**DATA TO PROCESS:**

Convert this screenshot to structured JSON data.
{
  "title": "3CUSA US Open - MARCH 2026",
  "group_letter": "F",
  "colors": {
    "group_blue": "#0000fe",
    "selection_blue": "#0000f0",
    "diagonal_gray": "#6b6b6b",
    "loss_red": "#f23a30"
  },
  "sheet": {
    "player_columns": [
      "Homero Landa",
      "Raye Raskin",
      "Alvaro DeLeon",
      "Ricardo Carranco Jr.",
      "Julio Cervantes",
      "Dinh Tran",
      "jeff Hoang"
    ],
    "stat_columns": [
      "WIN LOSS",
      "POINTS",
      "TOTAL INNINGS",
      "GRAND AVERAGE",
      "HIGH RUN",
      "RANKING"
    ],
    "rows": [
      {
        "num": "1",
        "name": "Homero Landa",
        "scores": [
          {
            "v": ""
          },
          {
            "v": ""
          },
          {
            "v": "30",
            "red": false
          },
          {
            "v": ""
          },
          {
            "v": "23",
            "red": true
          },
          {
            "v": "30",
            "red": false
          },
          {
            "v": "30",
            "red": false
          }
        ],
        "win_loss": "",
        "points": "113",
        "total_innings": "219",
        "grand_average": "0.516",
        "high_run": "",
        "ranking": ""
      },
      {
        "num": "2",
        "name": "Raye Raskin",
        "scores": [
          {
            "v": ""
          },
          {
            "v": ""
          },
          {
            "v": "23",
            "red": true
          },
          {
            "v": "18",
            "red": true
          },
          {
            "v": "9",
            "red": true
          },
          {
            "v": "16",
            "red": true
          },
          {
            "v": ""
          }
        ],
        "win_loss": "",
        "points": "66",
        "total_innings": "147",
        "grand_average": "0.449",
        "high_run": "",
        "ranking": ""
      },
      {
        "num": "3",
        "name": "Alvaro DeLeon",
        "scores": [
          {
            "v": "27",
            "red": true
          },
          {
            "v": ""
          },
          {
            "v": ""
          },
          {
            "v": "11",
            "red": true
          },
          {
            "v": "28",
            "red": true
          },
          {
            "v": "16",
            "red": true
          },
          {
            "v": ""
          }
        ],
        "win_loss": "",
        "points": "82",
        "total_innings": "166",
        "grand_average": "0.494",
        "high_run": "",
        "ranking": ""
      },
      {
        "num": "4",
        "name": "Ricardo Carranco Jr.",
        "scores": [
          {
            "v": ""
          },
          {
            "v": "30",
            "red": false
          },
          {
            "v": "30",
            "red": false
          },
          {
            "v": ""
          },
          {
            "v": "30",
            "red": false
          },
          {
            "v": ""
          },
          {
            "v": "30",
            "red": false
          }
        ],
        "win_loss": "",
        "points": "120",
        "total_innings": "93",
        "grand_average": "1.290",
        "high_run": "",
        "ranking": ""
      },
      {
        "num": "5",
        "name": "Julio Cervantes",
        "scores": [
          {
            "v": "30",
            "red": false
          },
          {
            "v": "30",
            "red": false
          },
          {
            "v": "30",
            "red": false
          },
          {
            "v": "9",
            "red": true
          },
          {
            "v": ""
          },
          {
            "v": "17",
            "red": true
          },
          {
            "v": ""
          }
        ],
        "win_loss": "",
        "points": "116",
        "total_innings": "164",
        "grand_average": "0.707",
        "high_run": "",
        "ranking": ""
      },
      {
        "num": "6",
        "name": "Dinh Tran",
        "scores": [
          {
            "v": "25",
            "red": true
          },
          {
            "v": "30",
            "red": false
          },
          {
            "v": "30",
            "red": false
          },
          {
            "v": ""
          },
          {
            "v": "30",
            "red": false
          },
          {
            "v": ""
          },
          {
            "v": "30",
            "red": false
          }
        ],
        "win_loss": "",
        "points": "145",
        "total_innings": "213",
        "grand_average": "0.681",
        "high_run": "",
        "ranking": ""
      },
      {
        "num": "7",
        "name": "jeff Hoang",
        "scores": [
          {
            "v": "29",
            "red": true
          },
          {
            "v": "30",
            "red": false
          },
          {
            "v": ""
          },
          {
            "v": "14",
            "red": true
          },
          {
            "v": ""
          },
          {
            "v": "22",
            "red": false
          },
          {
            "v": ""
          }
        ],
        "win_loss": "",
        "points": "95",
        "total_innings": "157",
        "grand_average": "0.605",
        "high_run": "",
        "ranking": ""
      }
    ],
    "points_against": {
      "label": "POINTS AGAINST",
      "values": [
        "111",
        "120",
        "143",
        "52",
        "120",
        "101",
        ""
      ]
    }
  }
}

**YOUR OBJECTIVE:**
Reproduce the data, keeping every line exactly the same.

**CORRECT RESPONSE:**
Convert this screenshot to structured JSON data.
{
  "title": "3CUSA US Open - MARCH 2026",
  "group_letter": "F",
  "colors": {
    "group_blue": "#0000fe",
    "selection_blue": "#0000f0",
    "diagonal_gray": "#6b6b6b",
    "loss_red": "#f23a30"
  },
  "sheet": {
    "player_columns": [
      "Homero Landa",
      "Raye Raskin",
      "Alvaro DeLeon",
      "Ricardo Carranco Jr.",
      "Julio Cervantes",
      "Dinh Tran",
      "jeff Hoang"
    ],
    "stat_columns": [
      "WIN LOSS",
      "POINTS",
      "TOTAL INNINGS",
      "GRAND AVERAGE",
      "HIGH RUN",
      "RANKING"
    ],
    "rows": [
      {
        "num": "1",
        "name": "Homero Landa",
        "scores": [
          {
            "v": ""
          },
          {
            "v": ""
          },
          {
            "v": "30",
            "red": false
          },
          {
            "v": ""
          },
          {
            "v": "23",
            "red": true
          },
          {
            "v": "30",
            "red": false
          },
          {
            "v": "30",
            "red": false
          }
        ],
        "win_loss": "",
        "points": "113",
        "total_innings": "219",
        "grand_average": "0.516",
        "high_run": "",
        "ranking": ""
      },
      {
        "num": "2",
        "name": "Raye Raskin",
        "scores": [
          {
            "v": ""
          },
          {
            "v": ""
          },
          {
            "v": "23",
            "red": true
          },
          {
            "v": "18",
            "red": true
          },
          {
            "v": "9",
            "red": true
          },
          {
            "v": "16",
            "red": true
          },
          {
            "v": ""
          }
        ],
        "win_loss": "",
        "points": "66",
        "total_innings": "147",
        "grand_average": "0.449",
        "high_run": "",
        "ranking": ""
      },
      {
        "num": "3",
        "name": "Alvaro DeLeon",
        "scores": [
          {
            "v": "27",
            "red": true
          },
          {
            "v": ""
          },
          {
            "v": ""
          },
          {
            "v": "11",
            "red": true
          },
          {
            "v": "28",
            "red": true
          },
          {
            "v": "16",
            "red": true
          },
          {
            "v": ""
          }
        ],
        "win_loss": "",
        "points": "82",
        "total_innings": "166",
        "grand_average": "0.494",
        "high_run": "",
        "ranking": ""
      },
      {
        "num": "4",
        "name": "Ricardo Carranco Jr.",
        "scores": [
          {
            "v": ""
          },
          {
            "v": "30",
            "red": false
          },
          {
            "v": "30",
            "red": false
          },
          {
            "v": ""
          },
          {
            "v": "30",
            "red": false
          },
          {
            "v": ""
          },
          {
            "v": "30",
            "red": false
          }
        ],
        "win_loss": "",
        "points": "120",
        "total_innings": "93",
        "grand_average": "1.290",
        "high_run": "",
        "ranking": ""
      },
      {
        "num": "5",
        "name": "Julio Cervantes",
        "scores": [
          {
            "v": "30",
            "red": false
          },
          {
            "v": "30",
            "red": false
          },
          {
            "v": "30",
            "red": false
          },
          {
            "v": "9",
            "red": true
          },
          {
            "v": ""
          },
          {
            "v": "17",
            "red": true
          },
          {
            "v": ""
          }
        ],
        "win_loss": "",
        "points": "116",
        "total_innings": "164",
        "grand_average": "0.707",
        "high_run": "",
        "ranking": ""
      },
      {
        "num": "6",
        "name": "Dinh Tran",
        "scores": [
          {
            "v": "25",
            "red": true
          },
          {
            "v": "30",
            "red": false
          },
          {
            "v": "30",
            "red": false
          },
          {
            "v": ""
          },
          {
            "v": "30",
            "red": false
          },
          {
            "v": ""
          },
          {
            "v": "30",
            "red": false
          }
        ],
        "win_loss": "",
        "points": "145",
        "total_innings": "213",
        "grand_average": "0.681",
        "high_run": "",
        "ranking": ""
      },
      {
        "num": "7",
        "name": "jeff Hoang",
        "scores": [
          {
            "v": "29",
            "red": true
          },
          {
            "v": "30",
            "red": false
          },
          {
            "v": ""
          },
          {
            "v": "14",
            "red": true
          },
          {
            "v": ""
          },
          {
            "v": "22",
            "red": false
          },
          {
            "v": ""
          }
        ],
        "win_loss": "",
        "points": "95",
        "total_innings": "157",
        "grand_average": "0.605",
        "high_run": "",
        "ranking": ""
      }
    ],
    "points_against": {
      "label": "POINTS AGAINST",
      "values": [
        "111",
        "120",
        "143",
        "52",
        "120",
        "101",
        ""
      ]
    }
  }
}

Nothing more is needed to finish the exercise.